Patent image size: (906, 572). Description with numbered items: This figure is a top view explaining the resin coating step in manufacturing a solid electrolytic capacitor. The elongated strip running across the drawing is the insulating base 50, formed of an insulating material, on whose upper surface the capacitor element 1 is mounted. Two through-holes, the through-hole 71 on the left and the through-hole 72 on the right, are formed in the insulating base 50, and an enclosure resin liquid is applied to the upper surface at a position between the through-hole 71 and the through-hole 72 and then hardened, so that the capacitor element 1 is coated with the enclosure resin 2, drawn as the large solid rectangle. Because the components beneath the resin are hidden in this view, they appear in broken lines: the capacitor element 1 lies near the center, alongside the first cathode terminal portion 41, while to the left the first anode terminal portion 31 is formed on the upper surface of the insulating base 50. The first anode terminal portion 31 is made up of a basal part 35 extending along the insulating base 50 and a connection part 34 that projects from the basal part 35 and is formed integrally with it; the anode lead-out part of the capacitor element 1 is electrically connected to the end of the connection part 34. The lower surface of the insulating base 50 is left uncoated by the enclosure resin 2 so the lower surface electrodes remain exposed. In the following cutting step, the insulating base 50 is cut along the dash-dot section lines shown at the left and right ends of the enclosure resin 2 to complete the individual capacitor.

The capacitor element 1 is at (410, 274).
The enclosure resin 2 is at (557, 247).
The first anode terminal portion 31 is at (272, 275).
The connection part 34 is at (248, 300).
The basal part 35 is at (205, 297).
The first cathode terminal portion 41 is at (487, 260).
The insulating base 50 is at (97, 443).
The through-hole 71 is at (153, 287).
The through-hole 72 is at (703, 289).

----------------------------------------

* Description of the task:
Copy the material above line for line, with every word, number, and mark unchanged.

* Solution to this exercise:
Patent image size: (906, 572). Description with numbered items: This figure is a top view explaining the resin coating step in manufacturing a solid electrolytic capacitor. The elongated strip running across the drawing is the insulating base 50, formed of an insulating material, on whose upper surface the capacitor element 1 is mounted. Two through-holes, the through-hole 71 on the left and the through-hole 72 on the right, are formed in the insulating base 50, and an enclosure resin liquid is applied to the upper surface at a position between the through-hole 71 and the through-hole 72 and then hardened, so that the capacitor element 1 is coated with the enclosure resin 2, drawn as the large solid rectangle. Because the components beneath the resin are hidden in this view, they appear in broken lines: the capacitor element 1 lies near the center, alongside the first cathode terminal portion 41, while to the left the first anode terminal portion 31 is formed on the upper surface of the insulating base 50. The first anode terminal portion 31 is made up of a basal part 35 extending along the insulating base 50 and a connection part 34 that projects from the basal part 35 and is formed integrally with it; the anode lead-out part of the capacitor element 1 is electrically connected to the end of the connection part 34. The lower surface of the insulating base 50 is left uncoated by the enclosure resin 2 so the lower surface electrodes remain exposed. In the following cutting step, the insulating base 50 is cut along the dash-dot section lines shown at the left and right ends of the enclosure resin 2 to complete the individual capacitor.

The capacitor element 1 is at (410, 274).
The enclosure resin 2 is at (557, 247).
The first anode terminal portion 31 is at (272, 275).
The connection part 34 is at (248, 300).
The basal part 35 is at (205, 297).
The first cathode terminal portion 41 is at (487, 260).
The insulating base 50 is at (97, 443).
The through-hole 71 is at (153, 287).
The through-hole 72 is at (703, 289).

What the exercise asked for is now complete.